— EXCERPT TO READ —

<<<<

Describe how ventilation and perfusion change across the lung

How does this affect the V/Q ratio?

Answer 20

• Ventilation and perfusion both increase from the apex to the base of the lung
• However they increase at different rates, perfusion increases at a faster rate than ventilation leading to a decreasing V/Q ratio as you move from the apex to the base of the lung.

Question 21

Describe the effect of gravity on perfusion

Answer 21

• Perfusion increases from the apex to the base of the lung largely due to the effect of gravity pooling blood in bases where there are more dependent areas of the lung.
• At the apex of the lung above the level of the heart perfusion is close to zero
• In the middle of the lung at the level of the heart perfusion is sporadic, occuring with the contraction of the heart/ systole.

>>>>

— THINGS TO DO —
1. Retype the stretch of the ventilation and perfusion excerpt from "Describe the effect" through "the heart/ systole.".
2. Write what comes next in the ventilation and perfusion excerpt, starting after its last sentence.

— RECORD EXTRACTS —
<<<<

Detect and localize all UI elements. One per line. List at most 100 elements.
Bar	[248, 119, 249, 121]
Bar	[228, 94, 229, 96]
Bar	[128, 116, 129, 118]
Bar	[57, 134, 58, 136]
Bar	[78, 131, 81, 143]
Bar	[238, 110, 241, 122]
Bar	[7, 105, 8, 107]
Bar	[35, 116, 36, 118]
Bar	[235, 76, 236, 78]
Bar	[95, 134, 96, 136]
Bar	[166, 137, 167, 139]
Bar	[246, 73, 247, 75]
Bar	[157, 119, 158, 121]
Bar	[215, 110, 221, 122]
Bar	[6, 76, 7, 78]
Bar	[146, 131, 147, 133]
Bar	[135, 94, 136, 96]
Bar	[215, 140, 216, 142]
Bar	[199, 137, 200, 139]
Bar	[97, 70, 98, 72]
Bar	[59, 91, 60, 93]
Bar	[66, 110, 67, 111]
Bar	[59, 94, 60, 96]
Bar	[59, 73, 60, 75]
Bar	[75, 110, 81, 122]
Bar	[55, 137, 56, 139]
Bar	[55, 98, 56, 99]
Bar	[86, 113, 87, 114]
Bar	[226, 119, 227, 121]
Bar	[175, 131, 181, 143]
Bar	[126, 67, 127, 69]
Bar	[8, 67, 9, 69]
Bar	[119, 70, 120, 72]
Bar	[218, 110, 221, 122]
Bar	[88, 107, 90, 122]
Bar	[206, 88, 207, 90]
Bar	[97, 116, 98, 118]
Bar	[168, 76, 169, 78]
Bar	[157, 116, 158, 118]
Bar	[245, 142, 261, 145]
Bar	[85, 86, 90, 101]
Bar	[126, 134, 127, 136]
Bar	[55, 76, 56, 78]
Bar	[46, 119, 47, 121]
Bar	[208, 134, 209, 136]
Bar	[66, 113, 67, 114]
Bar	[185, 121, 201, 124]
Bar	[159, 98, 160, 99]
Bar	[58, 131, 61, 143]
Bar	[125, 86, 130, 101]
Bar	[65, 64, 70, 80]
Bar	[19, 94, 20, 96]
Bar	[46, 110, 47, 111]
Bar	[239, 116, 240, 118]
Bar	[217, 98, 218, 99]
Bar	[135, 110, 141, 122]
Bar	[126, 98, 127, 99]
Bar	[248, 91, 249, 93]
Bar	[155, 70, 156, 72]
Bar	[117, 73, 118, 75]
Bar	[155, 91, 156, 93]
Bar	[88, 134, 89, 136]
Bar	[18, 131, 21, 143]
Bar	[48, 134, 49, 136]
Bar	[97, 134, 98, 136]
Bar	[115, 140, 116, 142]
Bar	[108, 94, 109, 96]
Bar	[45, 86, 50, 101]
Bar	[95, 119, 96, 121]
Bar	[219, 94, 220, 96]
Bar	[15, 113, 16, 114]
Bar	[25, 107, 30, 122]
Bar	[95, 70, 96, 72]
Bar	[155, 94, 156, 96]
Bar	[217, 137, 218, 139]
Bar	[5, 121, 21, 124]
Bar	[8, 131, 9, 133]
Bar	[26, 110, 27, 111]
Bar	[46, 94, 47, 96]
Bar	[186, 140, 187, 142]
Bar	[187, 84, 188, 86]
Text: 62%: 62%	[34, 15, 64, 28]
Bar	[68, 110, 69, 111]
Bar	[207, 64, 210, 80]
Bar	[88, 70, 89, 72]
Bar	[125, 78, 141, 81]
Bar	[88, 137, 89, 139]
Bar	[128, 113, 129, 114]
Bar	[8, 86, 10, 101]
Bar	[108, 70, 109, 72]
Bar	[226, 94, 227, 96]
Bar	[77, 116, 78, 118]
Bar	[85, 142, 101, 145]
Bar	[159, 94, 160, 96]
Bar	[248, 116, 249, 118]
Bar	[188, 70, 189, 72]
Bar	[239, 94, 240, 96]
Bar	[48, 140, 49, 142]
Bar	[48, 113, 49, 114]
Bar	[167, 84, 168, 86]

>>>>

— RESULTS FOR THE EXERCISE —
1.
Describe the effect of gravity on perfusion

Answer 21

• Perfusion increases from the apex to the base of the lung largely due to the effect of gravity pooling blood in bases where there are more dependent areas of the lung.
• At the apex of the lung above the level of the heart perfusion is close to zero
• In the middle of the lung at the level of the heart perfusion is sporadic, occuring with the contraction of the heart/ systole.

2.
• At the base of the lung (Below level of the heart), perfusion is constant and at its highest
• Sitting or standing will affect perfusion in an upright patient.

Question 22

Describe the effect of gravity on ventilation and how this relates to ventilation perfusion ratio.

Answer 22

At rest:

• At the apex the lungs are stretched as gravity pulls lung tissue down, meaning in this region all alveoli are open and well ventilated. Intrapleural pressure is more negative here also due to lungs being pulled down from the apex.
• The bases of the lungs tend to be compressed as they contact the diaphragm and intrapleural pressure is not as negative at the base as the apex

However this means during ventilation:

• The apex is already hyperinflated due to effects of gravity and more negative IP pressure, meaning ventilation cannot increase much here.
• The bases of the lungs which are relatively compressed at rest have a much higher potential for expansion, therefore ventilation increases much more at the base compared to the apex of the lung.
• However this increase is not as large as that of perfusion in the base of the lung therefore V/Q ratio decreases as you descend from apex to base.

Question 23

Describe the ventilation perfusion ratio across the lung

What does this mean for arterial/ alveolar concentrations?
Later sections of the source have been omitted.